→ What is expected: Below is a block of records; reproduce all of them exactly and leave out any pictures.

→ Collected data:

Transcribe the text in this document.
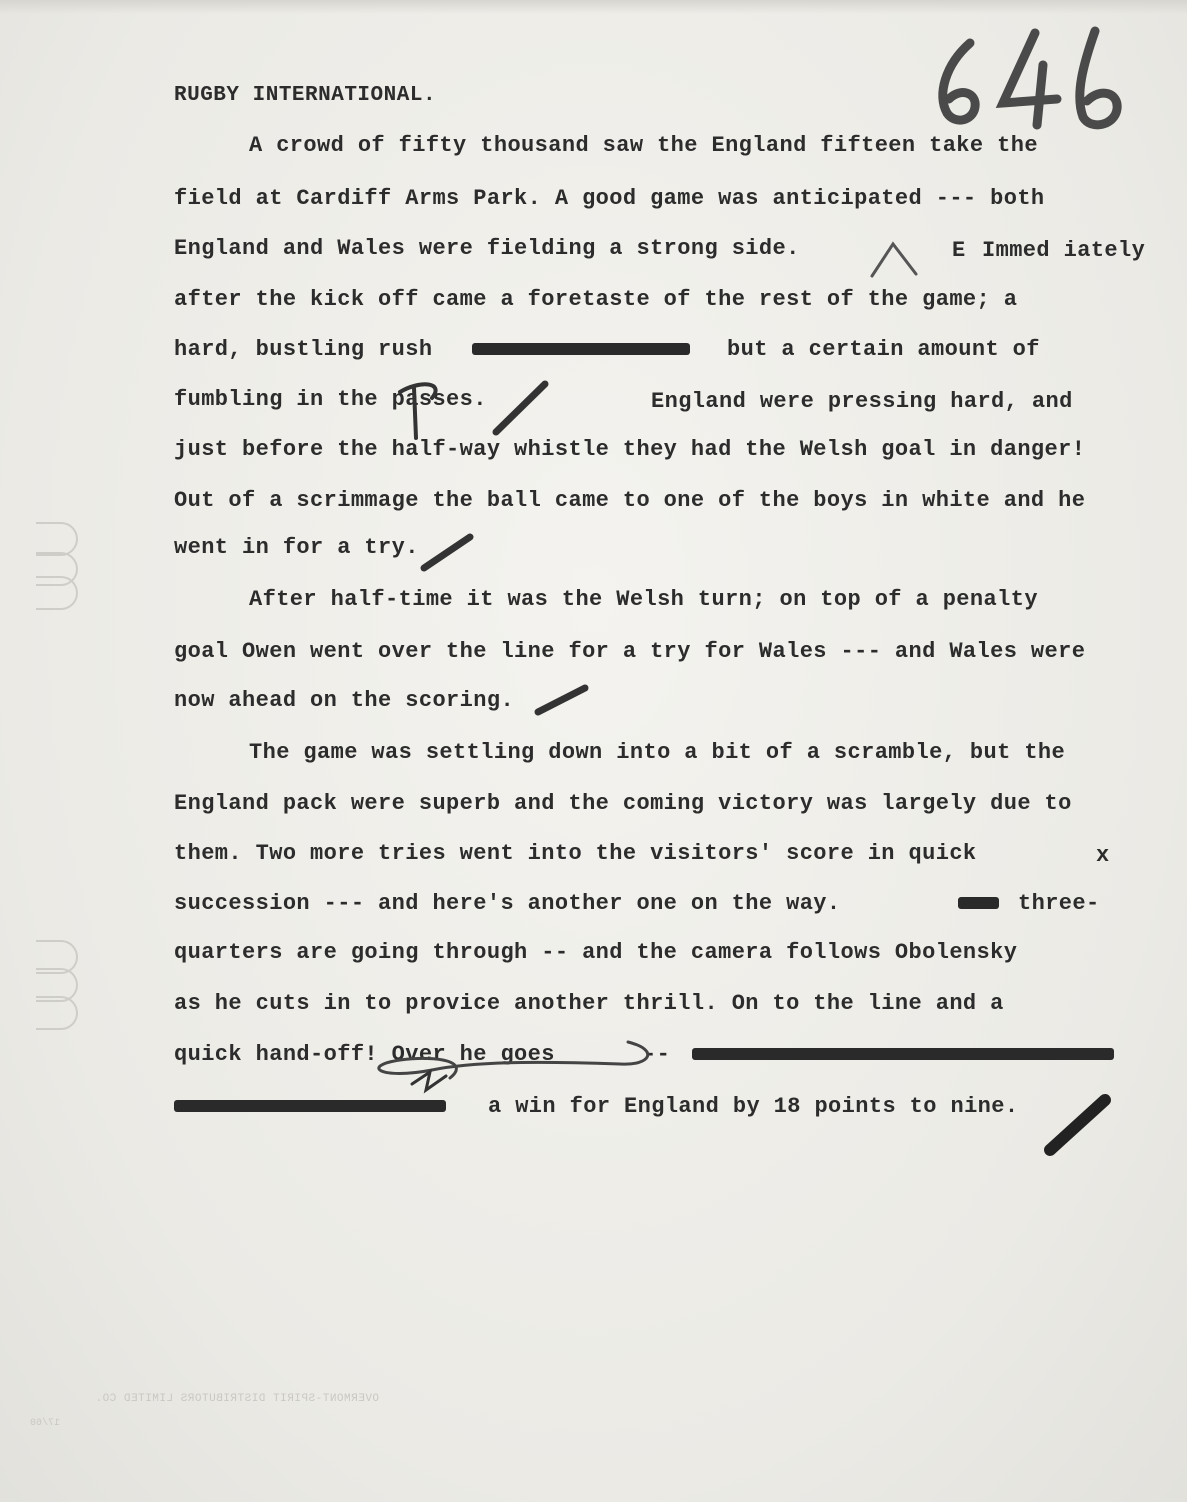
RUGBY INTERNATIONAL.
A crowd of fifty thousand saw the England fifteen take the
field at Cardiff Arms Park. A good game was anticipated --- both
England and Wales were fielding a strong side.	E Immed iately
after the kick off came a foretaste of the rest of the game; a
hard, bustling rush	but a certain amount of
fumbling in the passes.	England were pressing hard, and
just before the half-way whistle they had the Welsh goal in danger!
Out of a scrimmage the ball came to one of the boys in white and he
went in for a try.
After half-time it was the Welsh turn; on top of a penalty
goal Owen went over the line for a try for Wales --- and Wales were
now ahead on the scoring.
The game was settling down into a bit of a scramble, but the
England pack were superb and the coming victory was largely due to
them. Two more tries went into the visitors' score in quick	x
succession --- and here's another one on the way.	three-
quarters are going through -- and the camera follows Obolensky
as he cuts in to provice another thrill. On to the line and a
quick hand-off! Over he goes	--
a win for England by 18 points to nine.
OVERMONT-SPIRIT DISTRIBUTORS LIMITED CO.
17/60
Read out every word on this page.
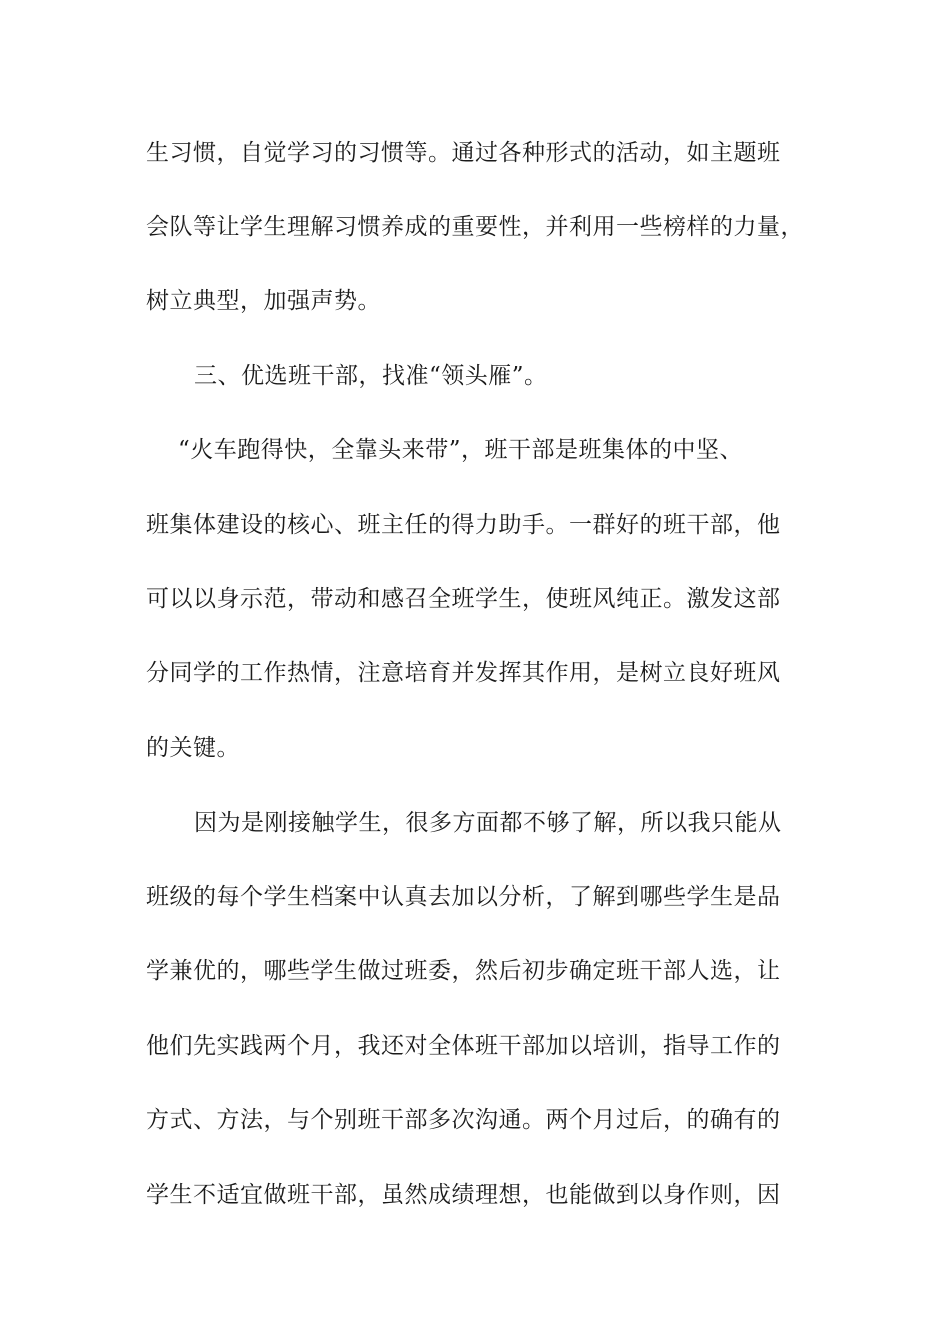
生习惯，自觉学习的习惯等。通过各种形式的活动，如主题班
会队等让学生理解习惯养成的重要性，并利用一些榜样的力量，
树立典型，加强声势。
三、优选班干部，找准“领头雁”。
“火车跑得快，全靠头来带”，班干部是班集体的中坚、
班集体建设的核心、班主任的得力助手。一群好的班干部，他
可以以身示范，带动和感召全班学生，使班风纯正。激发这部
分同学的工作热情，注意培育并发挥其作用，是树立良好班风
的关键。
因为是刚接触学生，很多方面都不够了解，所以我只能从
班级的每个学生档案中认真去加以分析，了解到哪些学生是品
学兼优的，哪些学生做过班委，然后初步确定班干部人选，让
他们先实践两个月，我还对全体班干部加以培训，指导工作的
方式、方法，与个别班干部多次沟通。两个月过后，的确有的
学生不适宜做班干部，虽然成绩理想，也能做到以身作则，因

→ Task response:
Transcribe the text in this document.
RUGBY INTERNATIONAL.
A crowd of fifty thousand saw the England fifteen take the
field at Cardiff Arms Park. A good game was anticipated --- both
England and Wales were fielding a strong side.	E Immed iately
after the kick off came a foretaste of the rest of the game; a
hard, bustling rush	but a certain amount of
fumbling in the passes.	England were pressing hard, and
just before the half-way whistle they had the Welsh goal in danger!
Out of a scrimmage the ball came to one of the boys in white and he
went in for a try.
After half-time it was the Welsh turn; on top of a penalty
goal Owen went over the line for a try for Wales --- and Wales were
now ahead on the scoring.
The game was settling down into a bit of a scramble, but the
England pack were superb and the coming victory was largely due to
them. Two more tries went into the visitors' score in quick	x
succession --- and here's another one on the way.	three-
quarters are going through -- and the camera follows Obolensky
as he cuts in to provice another thrill. On to the line and a
quick hand-off! Over he goes	--
a win for England by 18 points to nine.
OVERMONT-SPIRIT DISTRIBUTORS LIMITED CO.
17/60
Read out every word on this page.
生习惯，自觉学习的习惯等。通过各种形式的活动，如主题班
会队等让学生理解习惯养成的重要性，并利用一些榜样的力量，
树立典型，加强声势。
三、优选班干部，找准“领头雁”。
“火车跑得快，全靠头来带”，班干部是班集体的中坚、
班集体建设的核心、班主任的得力助手。一群好的班干部，他
可以以身示范，带动和感召全班学生，使班风纯正。激发这部
分同学的工作热情，注意培育并发挥其作用，是树立良好班风
的关键。
因为是刚接触学生，很多方面都不够了解，所以我只能从
班级的每个学生档案中认真去加以分析，了解到哪些学生是品
学兼优的，哪些学生做过班委，然后初步确定班干部人选，让
他们先实践两个月，我还对全体班干部加以培训，指导工作的
方式、方法，与个别班干部多次沟通。两个月过后，的确有的
学生不适宜做班干部，虽然成绩理想，也能做到以身作则，因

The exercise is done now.